**Required task:**
Which lines hold the word "Fixture"? Show each of them.

╔══

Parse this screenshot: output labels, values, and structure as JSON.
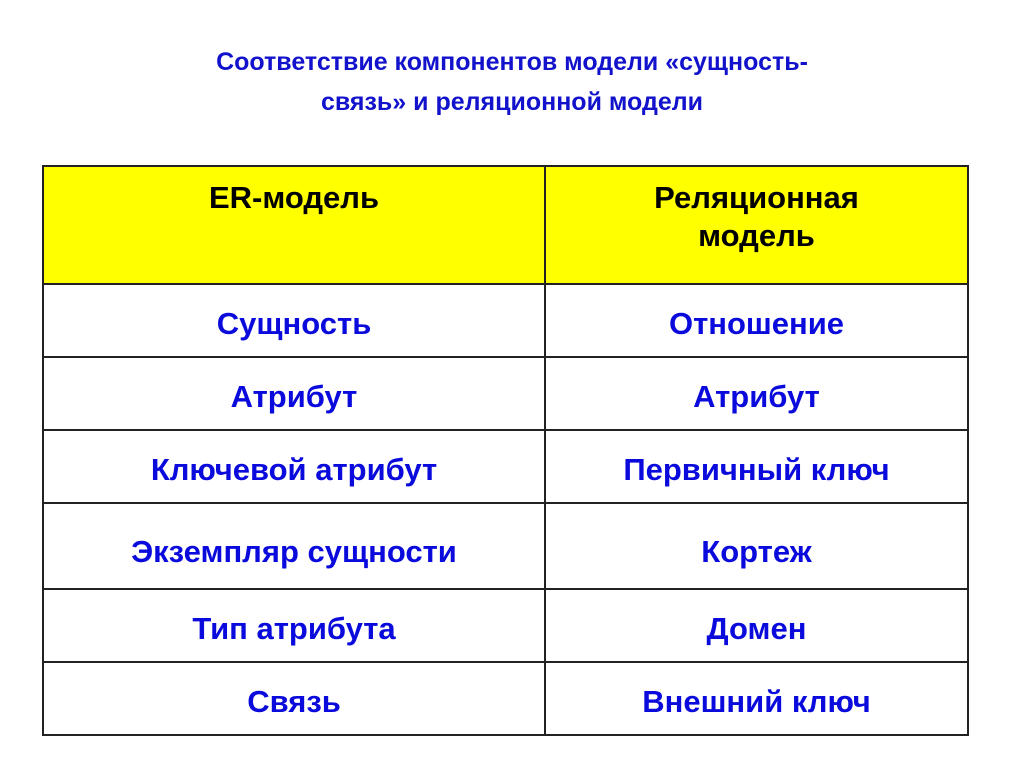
{
  "title": "Соответствие компонентов модели «сущность-связь» и реляционной модели",
  "title_lines": [
    "Соответствие компонентов модели «сущность-",
    "связь» и реляционной модели"
  ],
  "colors": {
    "title": "#1212cc",
    "header_bg": "#ffff00",
    "cell_text": "#0a0adc"
  },
  "table": {
    "headers": [
      "ER-модель",
      "Реляционная модель"
    ],
    "rows": [
      [
        "Сущность",
        "Отношение"
      ],
      [
        "Атрибут",
        "Атрибут"
      ],
      [
        "Ключевой атрибут",
        "Первичный ключ"
      ],
      [
        "Экземпляр сущности",
        "Кортеж"
      ],
      [
        "Тип атрибута",
        "Домен"
      ],
      [
        "Связь",
        "Внешний ключ"
      ]
    ]
  }
}
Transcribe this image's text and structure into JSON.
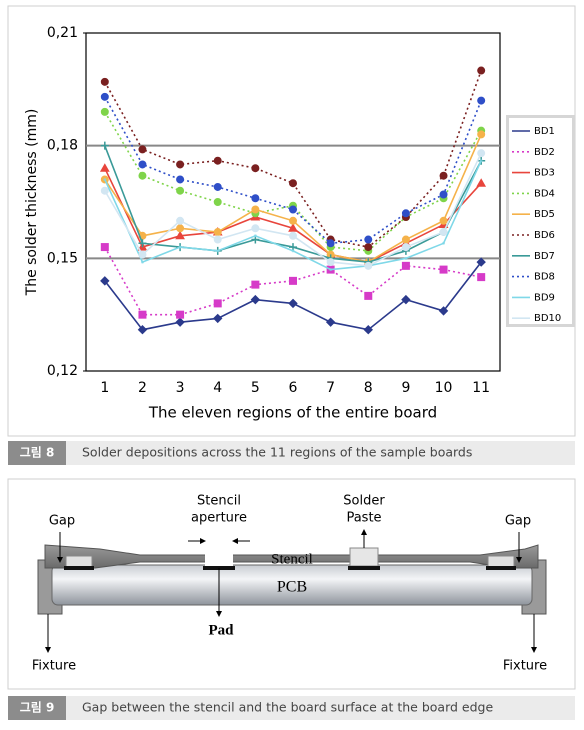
{
  "chart_data": {
    "type": "line",
    "y_label": "The solder thickness (mm)",
    "x_label": "The eleven regions of the entire board",
    "categories": [
      "1",
      "2",
      "3",
      "4",
      "5",
      "6",
      "7",
      "8",
      "9",
      "10",
      "11"
    ],
    "ylim": [
      0.12,
      0.21
    ],
    "yticks": [
      {
        "value": 0.12,
        "label": "0,12"
      },
      {
        "value": 0.15,
        "label": "0,15"
      },
      {
        "value": 0.18,
        "label": "0,18"
      },
      {
        "value": 0.21,
        "label": "0,21"
      }
    ],
    "grid": true,
    "legend": "right",
    "series": [
      {
        "name": "BD1",
        "color": "#2b3a8c",
        "marker": "diamond",
        "dash": "solid",
        "values": [
          0.144,
          0.131,
          0.133,
          0.134,
          0.139,
          0.138,
          0.133,
          0.131,
          0.139,
          0.136,
          0.149
        ]
      },
      {
        "name": "BD2",
        "color": "#d63bc8",
        "marker": "square",
        "dash": "dotted",
        "values": [
          0.153,
          0.135,
          0.135,
          0.138,
          0.143,
          0.144,
          0.147,
          0.14,
          0.148,
          0.147,
          0.145
        ]
      },
      {
        "name": "BD3",
        "color": "#e8453c",
        "marker": "triangle",
        "dash": "solid",
        "values": [
          0.174,
          0.153,
          0.156,
          0.157,
          0.161,
          0.158,
          0.151,
          0.149,
          0.154,
          0.159,
          0.17
        ]
      },
      {
        "name": "BD4",
        "color": "#7fd44a",
        "marker": "circle",
        "dash": "dotted",
        "values": [
          0.189,
          0.172,
          0.168,
          0.165,
          0.162,
          0.164,
          0.153,
          0.152,
          0.161,
          0.166,
          0.184
        ]
      },
      {
        "name": "BD5",
        "color": "#f5b24a",
        "marker": "circle",
        "dash": "solid",
        "values": [
          0.171,
          0.156,
          0.158,
          0.157,
          0.163,
          0.16,
          0.151,
          0.149,
          0.155,
          0.16,
          0.183
        ]
      },
      {
        "name": "BD6",
        "color": "#7a2020",
        "marker": "circle",
        "dash": "dotted",
        "values": [
          0.197,
          0.179,
          0.175,
          0.176,
          0.174,
          0.17,
          0.155,
          0.153,
          0.161,
          0.172,
          0.2
        ]
      },
      {
        "name": "BD7",
        "color": "#3a9a98",
        "marker": "plus",
        "dash": "solid",
        "values": [
          0.18,
          0.154,
          0.153,
          0.152,
          0.155,
          0.153,
          0.15,
          0.149,
          0.152,
          0.157,
          0.176
        ]
      },
      {
        "name": "BD8",
        "color": "#2f4fc8",
        "marker": "circle",
        "dash": "dotted",
        "values": [
          0.193,
          0.175,
          0.171,
          0.169,
          0.166,
          0.163,
          0.154,
          0.155,
          0.162,
          0.167,
          0.192
        ]
      },
      {
        "name": "BD9",
        "color": "#7fd8e8",
        "marker": "none",
        "dash": "solid",
        "values": [
          0.171,
          0.149,
          0.153,
          0.152,
          0.156,
          0.152,
          0.147,
          0.148,
          0.15,
          0.154,
          0.176
        ]
      },
      {
        "name": "BD10",
        "color": "#d2e6f2",
        "marker": "circle",
        "dash": "solid",
        "values": [
          0.168,
          0.151,
          0.16,
          0.155,
          0.158,
          0.156,
          0.149,
          0.148,
          0.153,
          0.157,
          0.178
        ]
      }
    ]
  },
  "figure8": {
    "label": "그림 8",
    "caption": "Solder depositions across the 11 regions of the sample boards"
  },
  "diagram": {
    "gap_left": "Gap",
    "stencil_aperture": [
      "Stencil",
      "aperture"
    ],
    "solder_paste": [
      "Solder",
      "Paste"
    ],
    "gap_right": "Gap",
    "stencil": "Stencil",
    "pcb": "PCB",
    "pad": "Pad",
    "fixture_left": "Fixture",
    "fixture_right": "Fixture"
  },
  "figure9": {
    "label": "그림 9",
    "caption": "Gap between the stencil and the board surface at the board edge"
  }
}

╚══

**Solution:**
    "fixture_left": "Fixture",
    "fixture_right": "Fixture"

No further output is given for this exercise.